• What is required: How many lines in the records below hold the string "полномочий"? Answer with the number alone.

[Collection entries]
★ ★ ★ ★ ★ ★ ★

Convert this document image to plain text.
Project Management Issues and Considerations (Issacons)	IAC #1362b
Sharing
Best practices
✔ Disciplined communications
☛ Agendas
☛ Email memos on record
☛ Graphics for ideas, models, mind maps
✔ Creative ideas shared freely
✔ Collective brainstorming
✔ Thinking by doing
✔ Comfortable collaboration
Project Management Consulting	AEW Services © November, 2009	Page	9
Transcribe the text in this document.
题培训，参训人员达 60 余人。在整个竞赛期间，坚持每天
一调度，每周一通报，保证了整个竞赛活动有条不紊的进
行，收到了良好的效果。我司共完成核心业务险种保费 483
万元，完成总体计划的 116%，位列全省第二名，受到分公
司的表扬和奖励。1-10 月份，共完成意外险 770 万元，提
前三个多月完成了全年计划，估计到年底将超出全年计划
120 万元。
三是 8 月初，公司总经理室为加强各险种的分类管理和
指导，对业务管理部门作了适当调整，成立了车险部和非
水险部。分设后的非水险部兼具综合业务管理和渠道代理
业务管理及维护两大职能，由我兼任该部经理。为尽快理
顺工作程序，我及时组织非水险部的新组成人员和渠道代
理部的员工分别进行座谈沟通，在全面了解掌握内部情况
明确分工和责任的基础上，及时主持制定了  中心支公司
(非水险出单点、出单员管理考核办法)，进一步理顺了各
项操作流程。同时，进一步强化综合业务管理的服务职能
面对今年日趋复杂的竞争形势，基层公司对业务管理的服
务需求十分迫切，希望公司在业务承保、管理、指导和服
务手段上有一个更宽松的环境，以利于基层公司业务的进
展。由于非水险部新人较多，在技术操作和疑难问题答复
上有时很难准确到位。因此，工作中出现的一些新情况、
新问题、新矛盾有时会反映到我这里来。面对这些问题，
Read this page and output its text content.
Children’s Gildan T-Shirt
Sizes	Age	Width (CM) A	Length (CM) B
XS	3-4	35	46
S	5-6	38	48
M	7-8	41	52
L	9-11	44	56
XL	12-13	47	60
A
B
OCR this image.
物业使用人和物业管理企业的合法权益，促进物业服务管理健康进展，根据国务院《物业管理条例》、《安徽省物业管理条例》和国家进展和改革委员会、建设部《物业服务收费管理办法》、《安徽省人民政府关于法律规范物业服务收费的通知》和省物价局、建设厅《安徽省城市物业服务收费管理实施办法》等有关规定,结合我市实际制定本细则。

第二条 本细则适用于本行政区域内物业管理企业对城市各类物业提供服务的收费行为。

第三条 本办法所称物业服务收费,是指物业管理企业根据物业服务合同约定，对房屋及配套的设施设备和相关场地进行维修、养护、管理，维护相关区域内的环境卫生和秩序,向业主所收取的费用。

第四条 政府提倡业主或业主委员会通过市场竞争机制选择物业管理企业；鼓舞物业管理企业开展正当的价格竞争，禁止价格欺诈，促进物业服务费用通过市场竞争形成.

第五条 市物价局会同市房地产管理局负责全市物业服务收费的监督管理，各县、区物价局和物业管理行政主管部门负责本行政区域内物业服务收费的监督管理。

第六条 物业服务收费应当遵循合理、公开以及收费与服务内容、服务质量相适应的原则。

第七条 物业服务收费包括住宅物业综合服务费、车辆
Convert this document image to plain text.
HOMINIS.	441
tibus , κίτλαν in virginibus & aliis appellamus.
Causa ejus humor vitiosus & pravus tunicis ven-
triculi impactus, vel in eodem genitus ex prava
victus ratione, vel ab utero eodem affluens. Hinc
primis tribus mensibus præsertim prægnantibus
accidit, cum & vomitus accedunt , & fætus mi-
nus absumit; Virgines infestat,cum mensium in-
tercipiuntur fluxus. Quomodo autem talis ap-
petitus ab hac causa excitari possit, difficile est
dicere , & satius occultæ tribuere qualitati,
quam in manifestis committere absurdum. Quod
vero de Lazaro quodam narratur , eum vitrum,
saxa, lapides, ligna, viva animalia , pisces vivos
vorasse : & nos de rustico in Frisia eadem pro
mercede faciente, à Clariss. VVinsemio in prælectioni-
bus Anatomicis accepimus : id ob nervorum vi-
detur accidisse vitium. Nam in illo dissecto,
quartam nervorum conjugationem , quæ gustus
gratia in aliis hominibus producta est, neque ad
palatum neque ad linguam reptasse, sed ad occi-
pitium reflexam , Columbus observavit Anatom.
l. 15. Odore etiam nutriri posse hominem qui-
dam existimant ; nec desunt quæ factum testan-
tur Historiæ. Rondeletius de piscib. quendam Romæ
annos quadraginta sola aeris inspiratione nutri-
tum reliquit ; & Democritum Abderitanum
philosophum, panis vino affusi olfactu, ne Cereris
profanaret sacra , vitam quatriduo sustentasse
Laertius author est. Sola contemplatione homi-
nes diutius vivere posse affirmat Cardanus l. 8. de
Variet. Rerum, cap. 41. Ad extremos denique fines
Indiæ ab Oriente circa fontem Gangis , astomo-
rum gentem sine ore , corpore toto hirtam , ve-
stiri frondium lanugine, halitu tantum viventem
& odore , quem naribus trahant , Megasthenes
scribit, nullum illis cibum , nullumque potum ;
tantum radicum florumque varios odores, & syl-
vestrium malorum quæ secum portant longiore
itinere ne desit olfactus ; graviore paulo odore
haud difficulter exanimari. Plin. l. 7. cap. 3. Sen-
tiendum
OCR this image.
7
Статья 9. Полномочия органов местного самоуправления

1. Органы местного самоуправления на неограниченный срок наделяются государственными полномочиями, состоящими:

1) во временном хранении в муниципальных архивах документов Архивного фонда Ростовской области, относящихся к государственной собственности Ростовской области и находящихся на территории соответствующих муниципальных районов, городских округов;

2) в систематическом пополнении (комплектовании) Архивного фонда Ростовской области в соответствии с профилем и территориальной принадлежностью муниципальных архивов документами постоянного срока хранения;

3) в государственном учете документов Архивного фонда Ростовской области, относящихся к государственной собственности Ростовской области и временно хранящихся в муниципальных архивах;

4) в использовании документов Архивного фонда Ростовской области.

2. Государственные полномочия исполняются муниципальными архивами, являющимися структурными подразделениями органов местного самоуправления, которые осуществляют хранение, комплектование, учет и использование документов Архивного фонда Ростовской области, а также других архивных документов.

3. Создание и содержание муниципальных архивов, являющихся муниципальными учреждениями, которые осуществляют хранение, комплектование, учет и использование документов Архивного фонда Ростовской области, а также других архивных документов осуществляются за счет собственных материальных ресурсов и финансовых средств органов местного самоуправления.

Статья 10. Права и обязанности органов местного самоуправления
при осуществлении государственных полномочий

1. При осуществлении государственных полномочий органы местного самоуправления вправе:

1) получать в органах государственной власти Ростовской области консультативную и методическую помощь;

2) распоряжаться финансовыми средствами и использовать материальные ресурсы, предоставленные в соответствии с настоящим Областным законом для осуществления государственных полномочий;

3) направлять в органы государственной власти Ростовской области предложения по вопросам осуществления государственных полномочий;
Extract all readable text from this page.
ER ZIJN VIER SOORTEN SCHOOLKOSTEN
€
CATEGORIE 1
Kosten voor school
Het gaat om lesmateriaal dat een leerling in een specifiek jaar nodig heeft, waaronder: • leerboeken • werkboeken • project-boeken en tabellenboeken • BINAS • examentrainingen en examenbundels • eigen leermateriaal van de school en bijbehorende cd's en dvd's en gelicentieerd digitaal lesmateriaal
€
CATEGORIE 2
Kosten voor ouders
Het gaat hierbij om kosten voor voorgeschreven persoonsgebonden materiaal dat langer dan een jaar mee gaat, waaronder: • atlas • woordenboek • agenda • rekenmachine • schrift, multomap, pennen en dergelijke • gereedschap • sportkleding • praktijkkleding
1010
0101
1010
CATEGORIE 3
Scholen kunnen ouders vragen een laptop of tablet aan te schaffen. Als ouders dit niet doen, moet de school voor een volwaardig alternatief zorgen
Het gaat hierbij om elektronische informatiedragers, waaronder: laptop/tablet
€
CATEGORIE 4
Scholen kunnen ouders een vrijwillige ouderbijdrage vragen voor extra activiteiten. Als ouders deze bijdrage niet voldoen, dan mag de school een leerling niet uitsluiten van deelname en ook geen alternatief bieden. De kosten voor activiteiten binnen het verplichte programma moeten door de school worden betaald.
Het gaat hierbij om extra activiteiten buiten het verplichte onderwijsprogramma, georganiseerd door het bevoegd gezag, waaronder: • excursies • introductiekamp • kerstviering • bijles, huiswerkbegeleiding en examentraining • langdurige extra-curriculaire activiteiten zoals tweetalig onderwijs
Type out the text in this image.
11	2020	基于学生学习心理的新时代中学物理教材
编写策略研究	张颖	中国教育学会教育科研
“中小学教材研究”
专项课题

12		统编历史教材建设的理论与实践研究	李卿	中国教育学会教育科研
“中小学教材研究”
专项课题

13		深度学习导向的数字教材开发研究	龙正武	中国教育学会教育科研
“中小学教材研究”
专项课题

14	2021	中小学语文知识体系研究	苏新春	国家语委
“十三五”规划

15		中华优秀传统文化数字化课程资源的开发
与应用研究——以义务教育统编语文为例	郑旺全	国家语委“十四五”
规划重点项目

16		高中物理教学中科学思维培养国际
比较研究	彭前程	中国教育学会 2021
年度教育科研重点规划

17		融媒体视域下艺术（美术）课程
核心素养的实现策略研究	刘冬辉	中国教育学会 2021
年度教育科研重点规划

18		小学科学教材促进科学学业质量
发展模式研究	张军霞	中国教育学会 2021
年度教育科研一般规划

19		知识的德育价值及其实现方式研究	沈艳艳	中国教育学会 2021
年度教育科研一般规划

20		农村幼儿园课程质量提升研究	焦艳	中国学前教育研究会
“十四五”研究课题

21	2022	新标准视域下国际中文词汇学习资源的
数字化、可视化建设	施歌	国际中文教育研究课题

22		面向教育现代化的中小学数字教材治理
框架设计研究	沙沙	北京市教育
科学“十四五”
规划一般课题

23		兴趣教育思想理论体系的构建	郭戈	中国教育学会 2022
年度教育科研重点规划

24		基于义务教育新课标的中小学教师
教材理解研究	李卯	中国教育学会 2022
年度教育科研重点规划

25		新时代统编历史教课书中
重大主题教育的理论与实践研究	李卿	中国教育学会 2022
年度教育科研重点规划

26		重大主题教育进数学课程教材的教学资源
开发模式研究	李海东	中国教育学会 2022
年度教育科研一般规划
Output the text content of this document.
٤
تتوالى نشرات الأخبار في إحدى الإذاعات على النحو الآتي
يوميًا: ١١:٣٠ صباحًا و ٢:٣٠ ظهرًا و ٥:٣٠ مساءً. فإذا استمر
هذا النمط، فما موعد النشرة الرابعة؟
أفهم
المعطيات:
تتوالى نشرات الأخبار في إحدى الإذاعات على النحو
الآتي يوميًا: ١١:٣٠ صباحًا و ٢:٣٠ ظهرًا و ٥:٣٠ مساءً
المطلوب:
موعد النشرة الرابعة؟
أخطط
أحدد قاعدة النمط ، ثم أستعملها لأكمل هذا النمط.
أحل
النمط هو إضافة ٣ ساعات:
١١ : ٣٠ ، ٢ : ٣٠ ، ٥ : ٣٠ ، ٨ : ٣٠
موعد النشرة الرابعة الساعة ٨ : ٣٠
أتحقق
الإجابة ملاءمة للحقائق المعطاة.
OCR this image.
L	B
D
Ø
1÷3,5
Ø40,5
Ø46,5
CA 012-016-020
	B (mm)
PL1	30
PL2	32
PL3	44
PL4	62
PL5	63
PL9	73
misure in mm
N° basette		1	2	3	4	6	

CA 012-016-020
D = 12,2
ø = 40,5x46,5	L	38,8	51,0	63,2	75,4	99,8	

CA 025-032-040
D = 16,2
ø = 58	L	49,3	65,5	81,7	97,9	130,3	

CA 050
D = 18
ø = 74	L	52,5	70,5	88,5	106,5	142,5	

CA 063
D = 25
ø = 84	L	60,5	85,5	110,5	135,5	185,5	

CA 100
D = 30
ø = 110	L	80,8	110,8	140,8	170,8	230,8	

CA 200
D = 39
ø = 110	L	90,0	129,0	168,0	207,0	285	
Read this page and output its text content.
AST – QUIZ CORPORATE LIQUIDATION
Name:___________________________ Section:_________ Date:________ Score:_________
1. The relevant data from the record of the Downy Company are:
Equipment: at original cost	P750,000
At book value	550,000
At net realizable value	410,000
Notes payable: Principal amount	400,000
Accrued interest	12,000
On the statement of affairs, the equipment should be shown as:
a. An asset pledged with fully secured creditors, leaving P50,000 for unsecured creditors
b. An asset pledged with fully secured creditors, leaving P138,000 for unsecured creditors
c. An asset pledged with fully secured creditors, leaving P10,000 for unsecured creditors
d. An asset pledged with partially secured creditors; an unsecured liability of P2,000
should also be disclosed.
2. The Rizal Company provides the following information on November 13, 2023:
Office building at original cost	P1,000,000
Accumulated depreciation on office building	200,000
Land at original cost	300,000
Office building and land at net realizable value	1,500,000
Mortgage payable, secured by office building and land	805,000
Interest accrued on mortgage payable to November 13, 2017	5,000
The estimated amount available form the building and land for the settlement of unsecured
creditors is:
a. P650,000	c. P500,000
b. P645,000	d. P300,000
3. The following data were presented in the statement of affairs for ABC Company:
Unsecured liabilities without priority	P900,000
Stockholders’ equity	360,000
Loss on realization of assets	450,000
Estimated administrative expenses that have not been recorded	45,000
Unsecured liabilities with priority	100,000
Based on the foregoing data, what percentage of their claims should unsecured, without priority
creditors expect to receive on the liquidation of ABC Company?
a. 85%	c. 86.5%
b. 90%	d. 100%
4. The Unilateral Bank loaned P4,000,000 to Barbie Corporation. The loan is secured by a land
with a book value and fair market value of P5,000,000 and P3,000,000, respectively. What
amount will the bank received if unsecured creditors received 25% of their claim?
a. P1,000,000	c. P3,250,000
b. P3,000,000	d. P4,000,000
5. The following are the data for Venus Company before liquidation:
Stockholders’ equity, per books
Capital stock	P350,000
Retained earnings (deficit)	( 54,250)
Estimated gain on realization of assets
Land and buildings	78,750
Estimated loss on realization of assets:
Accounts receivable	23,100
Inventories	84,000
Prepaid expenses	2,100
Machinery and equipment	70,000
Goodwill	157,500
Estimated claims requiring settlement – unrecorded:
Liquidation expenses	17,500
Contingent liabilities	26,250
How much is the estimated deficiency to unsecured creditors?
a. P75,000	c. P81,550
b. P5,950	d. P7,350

★ ★ ★ ★ ★ ★ ★

• Task solution: 4